* [Saved data entries]:
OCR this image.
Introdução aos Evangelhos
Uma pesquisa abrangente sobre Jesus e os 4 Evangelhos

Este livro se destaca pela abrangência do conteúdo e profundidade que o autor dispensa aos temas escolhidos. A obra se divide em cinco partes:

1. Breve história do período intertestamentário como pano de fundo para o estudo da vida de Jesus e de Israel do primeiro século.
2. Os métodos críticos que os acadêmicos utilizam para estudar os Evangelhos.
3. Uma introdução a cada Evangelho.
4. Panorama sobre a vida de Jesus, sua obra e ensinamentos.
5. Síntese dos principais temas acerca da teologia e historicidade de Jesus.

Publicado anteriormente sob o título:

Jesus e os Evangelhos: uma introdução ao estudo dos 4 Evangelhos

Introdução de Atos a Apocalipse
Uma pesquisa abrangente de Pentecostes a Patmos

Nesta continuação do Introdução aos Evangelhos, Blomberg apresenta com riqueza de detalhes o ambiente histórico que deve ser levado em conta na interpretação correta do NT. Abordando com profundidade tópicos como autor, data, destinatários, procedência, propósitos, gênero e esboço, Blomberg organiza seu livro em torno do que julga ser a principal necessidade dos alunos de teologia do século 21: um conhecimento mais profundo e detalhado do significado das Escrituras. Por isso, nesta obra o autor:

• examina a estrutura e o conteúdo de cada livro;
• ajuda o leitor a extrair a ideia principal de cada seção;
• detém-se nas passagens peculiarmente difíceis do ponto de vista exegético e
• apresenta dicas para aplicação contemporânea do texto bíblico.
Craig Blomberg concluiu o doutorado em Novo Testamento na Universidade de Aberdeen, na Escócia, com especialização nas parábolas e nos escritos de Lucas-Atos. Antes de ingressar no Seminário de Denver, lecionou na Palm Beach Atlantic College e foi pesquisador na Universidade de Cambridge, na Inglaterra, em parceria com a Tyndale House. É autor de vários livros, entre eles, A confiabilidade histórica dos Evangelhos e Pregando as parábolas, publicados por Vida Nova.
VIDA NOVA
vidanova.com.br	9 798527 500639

* [What needs to be done]: Which lines above contain the word "Atos"? Copy each of them.

* [Complete output]:
Introdução de Atos a Apocalipse
Craig Blomberg concluiu o doutorado em Novo Testamento na Universidade de Aberdeen, na Escócia, com especialização nas parábolas e nos escritos de Lucas-Atos. Antes de ingressar no Seminário de Denver, lecionou na Palm Beach Atlantic College e foi pesquisador na Universidade de Cambridge, na Inglaterra, em parceria com a Tyndale House. É autor de vários livros, entre eles, A confiabilidade histórica dos Evangelhos e Pregando as parábolas, publicados por Vida Nova.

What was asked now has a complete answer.